-- DATASET ENTRIES start --

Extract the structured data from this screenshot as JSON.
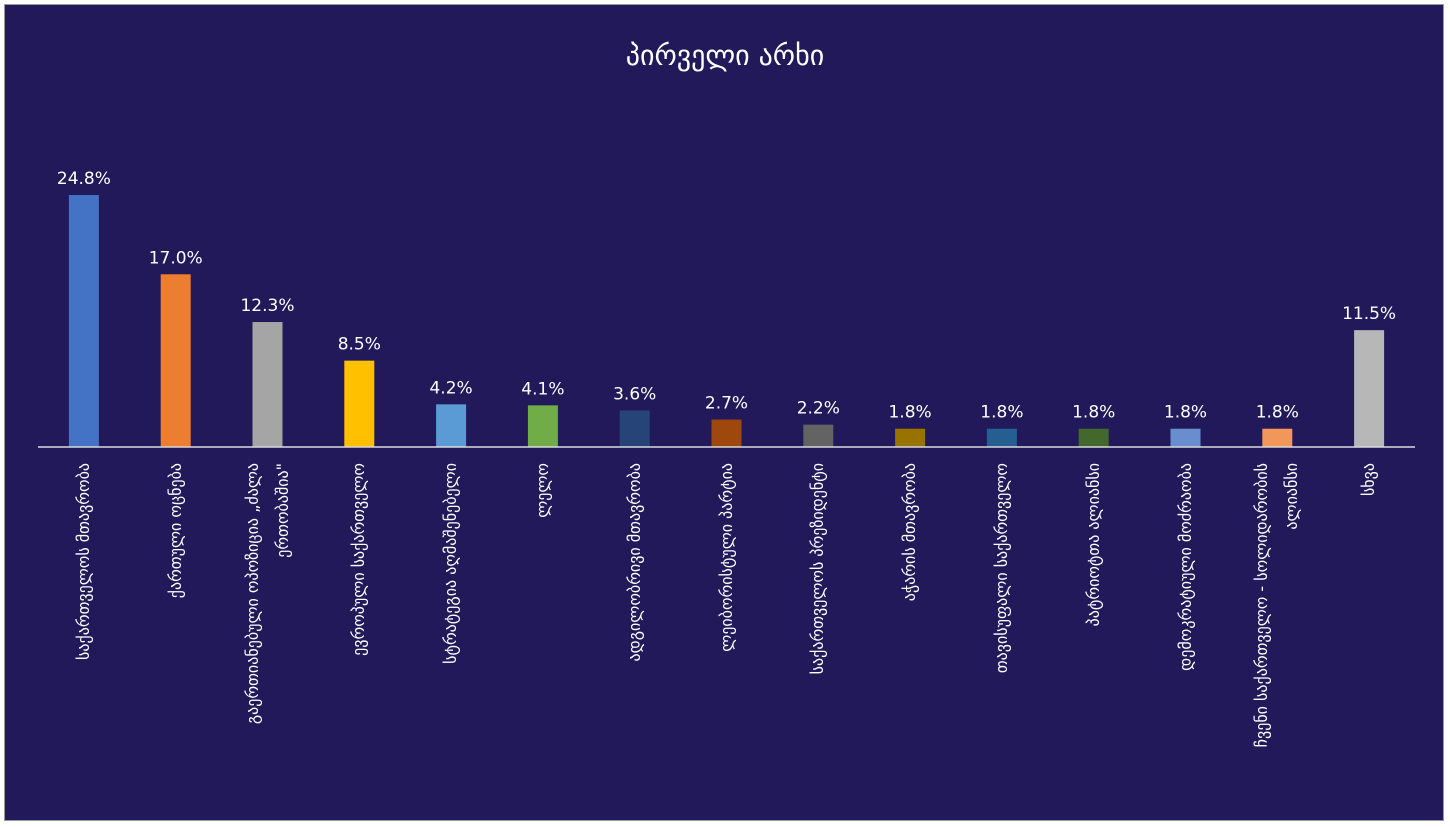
{
  "chart_data": {
    "type": "bar",
    "title": "პირველი არხი",
    "categories": [
      "საქართველოს მთავრობა",
      "ქართული ოცნება",
      "გაერთიანებული ოპოზიცია „ძალა ერთობაშია\"",
      "ევროპული საქართველო",
      "სტრატეგია აღმაშენებელი",
      "ლელო",
      "ადგილობრივი მთავრობა",
      "ლეიბორისტული პარტია",
      "საქართველოს პრეზიდენტი",
      "აჭარის მთავრობა",
      "თავისუფალი საქართველო",
      "პატრიოტთა ალიანსი",
      "დემოკრატიული მოძრაობა",
      "ჩვენი საქართველო - სოლიდარობის ალიანსი",
      "სხვა"
    ],
    "values": [
      24.8,
      17.0,
      12.3,
      8.5,
      4.2,
      4.1,
      3.6,
      2.7,
      2.2,
      1.8,
      1.8,
      1.8,
      1.8,
      1.8,
      11.5
    ],
    "value_labels": [
      "24.8%",
      "17.0%",
      "12.3%",
      "8.5%",
      "4.2%",
      "4.1%",
      "3.6%",
      "2.7%",
      "2.2%",
      "1.8%",
      "1.8%",
      "1.8%",
      "1.8%",
      "1.8%",
      "11.5%"
    ],
    "colors": [
      "#4472c4",
      "#ed7d31",
      "#a5a5a5",
      "#ffc000",
      "#5b9bd5",
      "#70ad47",
      "#264478",
      "#9e480e",
      "#636363",
      "#997300",
      "#255e91",
      "#43682b",
      "#698ed0",
      "#f1975a",
      "#b7b7b7"
    ],
    "ylim": [
      0,
      25
    ]
  }
}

-- DATASET ENTRIES end --

WHAT THE EXERCISE ASKS: Give all the entries again exactly, dropping each picture.

SOLUTION TO THIS EXERCISE:
Extract the structured data from this screenshot as JSON.
{
  "chart_data": {
    "type": "bar",
    "title": "პირველი არხი",
    "categories": [
      "საქართველოს მთავრობა",
      "ქართული ოცნება",
      "გაერთიანებული ოპოზიცია „ძალა ერთობაშია\"",
      "ევროპული საქართველო",
      "სტრატეგია აღმაშენებელი",
      "ლელო",
      "ადგილობრივი მთავრობა",
      "ლეიბორისტული პარტია",
      "საქართველოს პრეზიდენტი",
      "აჭარის მთავრობა",
      "თავისუფალი საქართველო",
      "პატრიოტთა ალიანსი",
      "დემოკრატიული მოძრაობა",
      "ჩვენი საქართველო - სოლიდარობის ალიანსი",
      "სხვა"
    ],
    "values": [
      24.8,
      17.0,
      12.3,
      8.5,
      4.2,
      4.1,
      3.6,
      2.7,
      2.2,
      1.8,
      1.8,
      1.8,
      1.8,
      1.8,
      11.5
    ],
    "value_labels": [
      "24.8%",
      "17.0%",
      "12.3%",
      "8.5%",
      "4.2%",
      "4.1%",
      "3.6%",
      "2.7%",
      "2.2%",
      "1.8%",
      "1.8%",
      "1.8%",
      "1.8%",
      "1.8%",
      "11.5%"
    ],
    "colors": [
      "#4472c4",
      "#ed7d31",
      "#a5a5a5",
      "#ffc000",
      "#5b9bd5",
      "#70ad47",
      "#264478",
      "#9e480e",
      "#636363",
      "#997300",
      "#255e91",
      "#43682b",
      "#698ed0",
      "#f1975a",
      "#b7b7b7"
    ],
    "ylim": [
      0,
      25
    ]
  }
}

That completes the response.